> [What you are asked to do] Return each line containing the string "author".

(Collection entries)
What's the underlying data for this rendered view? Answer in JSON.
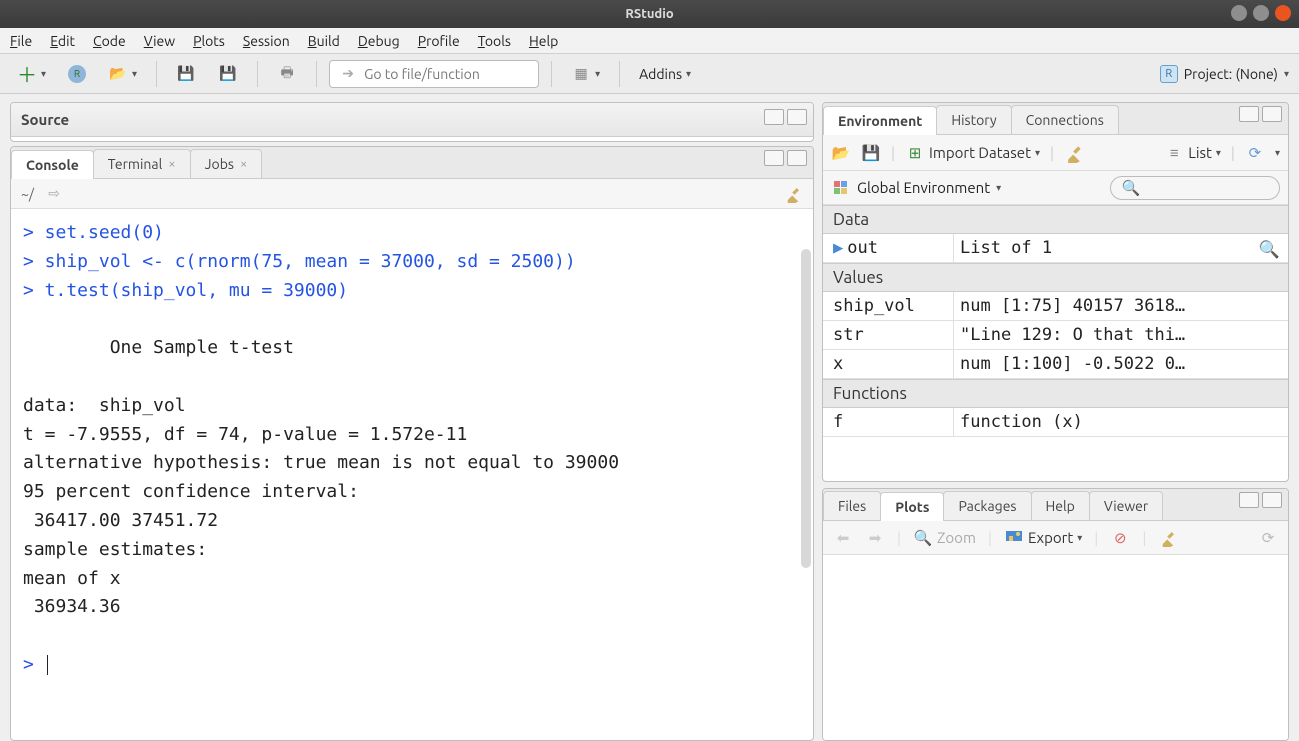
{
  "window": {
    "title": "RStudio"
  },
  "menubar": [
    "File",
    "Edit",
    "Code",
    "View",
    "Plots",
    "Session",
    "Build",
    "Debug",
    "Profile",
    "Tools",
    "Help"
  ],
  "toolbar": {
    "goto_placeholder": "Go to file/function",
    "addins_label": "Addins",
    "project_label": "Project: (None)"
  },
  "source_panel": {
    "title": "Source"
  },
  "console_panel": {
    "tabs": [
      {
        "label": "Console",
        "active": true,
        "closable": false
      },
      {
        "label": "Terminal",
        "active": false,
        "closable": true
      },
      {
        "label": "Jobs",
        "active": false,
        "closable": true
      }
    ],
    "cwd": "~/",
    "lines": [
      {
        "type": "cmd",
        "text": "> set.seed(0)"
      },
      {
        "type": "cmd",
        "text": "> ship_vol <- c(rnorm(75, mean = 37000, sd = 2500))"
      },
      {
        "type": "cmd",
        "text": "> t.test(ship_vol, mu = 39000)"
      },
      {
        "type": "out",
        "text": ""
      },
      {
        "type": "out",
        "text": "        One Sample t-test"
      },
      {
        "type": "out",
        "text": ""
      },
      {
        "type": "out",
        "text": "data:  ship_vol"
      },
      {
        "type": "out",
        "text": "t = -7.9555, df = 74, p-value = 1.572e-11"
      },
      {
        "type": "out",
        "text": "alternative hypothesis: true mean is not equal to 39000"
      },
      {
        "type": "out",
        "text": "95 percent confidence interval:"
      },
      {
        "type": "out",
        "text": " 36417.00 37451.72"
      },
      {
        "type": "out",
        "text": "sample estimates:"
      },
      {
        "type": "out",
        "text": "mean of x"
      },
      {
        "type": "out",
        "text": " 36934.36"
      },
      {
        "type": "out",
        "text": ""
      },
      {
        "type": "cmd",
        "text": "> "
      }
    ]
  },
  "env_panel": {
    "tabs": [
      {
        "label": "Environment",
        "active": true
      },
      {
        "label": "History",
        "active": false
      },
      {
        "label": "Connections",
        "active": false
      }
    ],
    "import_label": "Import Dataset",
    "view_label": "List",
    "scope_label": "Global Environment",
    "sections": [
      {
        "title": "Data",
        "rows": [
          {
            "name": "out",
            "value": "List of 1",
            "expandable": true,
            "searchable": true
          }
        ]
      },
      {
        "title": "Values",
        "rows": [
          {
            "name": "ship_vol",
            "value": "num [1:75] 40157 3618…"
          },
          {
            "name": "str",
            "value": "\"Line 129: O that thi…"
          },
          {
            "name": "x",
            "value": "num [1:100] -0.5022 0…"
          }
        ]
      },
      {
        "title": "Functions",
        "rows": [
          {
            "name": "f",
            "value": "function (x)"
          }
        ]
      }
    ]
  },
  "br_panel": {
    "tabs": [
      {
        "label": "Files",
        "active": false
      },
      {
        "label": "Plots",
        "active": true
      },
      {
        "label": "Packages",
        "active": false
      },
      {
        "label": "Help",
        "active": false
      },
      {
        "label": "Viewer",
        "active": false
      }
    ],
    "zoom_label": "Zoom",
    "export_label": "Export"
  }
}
==
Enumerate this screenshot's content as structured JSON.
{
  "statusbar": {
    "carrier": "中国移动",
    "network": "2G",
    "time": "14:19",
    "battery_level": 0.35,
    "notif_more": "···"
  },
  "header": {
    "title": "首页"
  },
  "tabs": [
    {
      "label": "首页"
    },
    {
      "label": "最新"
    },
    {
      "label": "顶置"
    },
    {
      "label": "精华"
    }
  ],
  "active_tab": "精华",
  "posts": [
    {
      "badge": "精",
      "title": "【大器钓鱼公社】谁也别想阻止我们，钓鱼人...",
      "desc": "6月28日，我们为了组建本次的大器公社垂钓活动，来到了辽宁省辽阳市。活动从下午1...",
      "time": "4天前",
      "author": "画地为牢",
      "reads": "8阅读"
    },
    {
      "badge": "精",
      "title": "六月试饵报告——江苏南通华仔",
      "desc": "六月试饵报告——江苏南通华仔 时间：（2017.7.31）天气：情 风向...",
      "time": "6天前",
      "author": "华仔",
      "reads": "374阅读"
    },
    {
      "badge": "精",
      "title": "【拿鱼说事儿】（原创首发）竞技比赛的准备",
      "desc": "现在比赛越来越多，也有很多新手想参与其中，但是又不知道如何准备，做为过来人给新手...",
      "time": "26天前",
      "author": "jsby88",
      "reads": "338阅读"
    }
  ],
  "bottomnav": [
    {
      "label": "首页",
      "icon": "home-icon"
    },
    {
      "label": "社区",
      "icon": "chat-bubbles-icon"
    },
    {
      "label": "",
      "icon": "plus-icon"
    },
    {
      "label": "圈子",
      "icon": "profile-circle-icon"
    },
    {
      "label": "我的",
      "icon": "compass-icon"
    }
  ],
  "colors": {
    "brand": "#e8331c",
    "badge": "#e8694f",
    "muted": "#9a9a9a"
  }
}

> [Reply to the exercise]
      "author": "画地为牢",
      "author": "华仔",
      "author": "jsby88",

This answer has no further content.